__WORK INSTRUCTIONS__.
Omit all images, then return the remaining material exactly as it stands.

::: DATA EXTRACT

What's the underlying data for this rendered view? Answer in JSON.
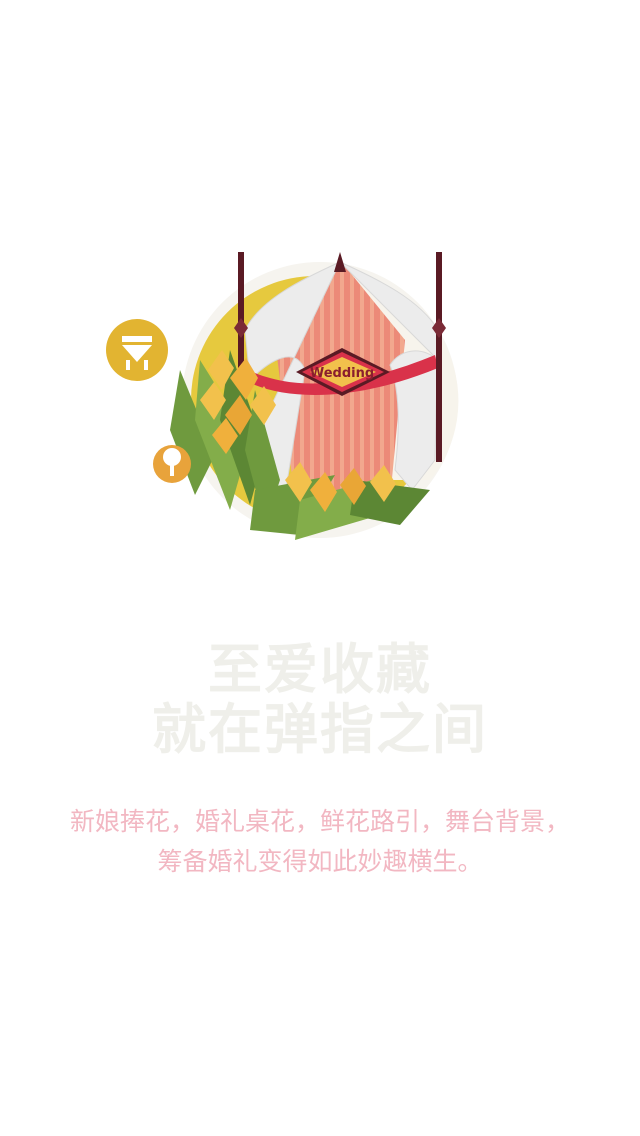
{
  "illustration": {
    "banner_text": "Wedding"
  },
  "headline": {
    "line1": "至爱收藏",
    "line2": "就在弹指之间"
  },
  "description": {
    "line1": "新娘捧花，婚礼桌花，鲜花路引，舞台背景，",
    "line2": "筹备婚礼变得如此妙趣横生。"
  },
  "colors": {
    "background": "#ffffff",
    "headline": "#efefea",
    "description": "#f2b7c2",
    "badge": "#e2b431",
    "tree_badge": "#e8a33b",
    "sun_circle": "#e6c93e",
    "stripe_pink": "#ec8a78",
    "stripe_light": "#f2a88e",
    "banner_red": "#d9324a",
    "pole": "#5a1a24",
    "leaf_green": "#6f9a3e",
    "tulip_yellow": "#f2c14c"
  }
}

::::::

__RIGHT ANSWER__.
What's the underlying data for this rendered view? Answer in JSON.
{
  "illustration": {
    "banner_text": "Wedding"
  },
  "headline": {
    "line1": "至爱收藏",
    "line2": "就在弹指之间"
  },
  "description": {
    "line1": "新娘捧花，婚礼桌花，鲜花路引，舞台背景，",
    "line2": "筹备婚礼变得如此妙趣横生。"
  },
  "colors": {
    "background": "#ffffff",
    "headline": "#efefea",
    "description": "#f2b7c2",
    "badge": "#e2b431",
    "tree_badge": "#e8a33b",
    "sun_circle": "#e6c93e",
    "stripe_pink": "#ec8a78",
    "stripe_light": "#f2a88e",
    "banner_red": "#d9324a",
    "pole": "#5a1a24",
    "leaf_green": "#6f9a3e",
    "tulip_yellow": "#f2c14c"
  }
}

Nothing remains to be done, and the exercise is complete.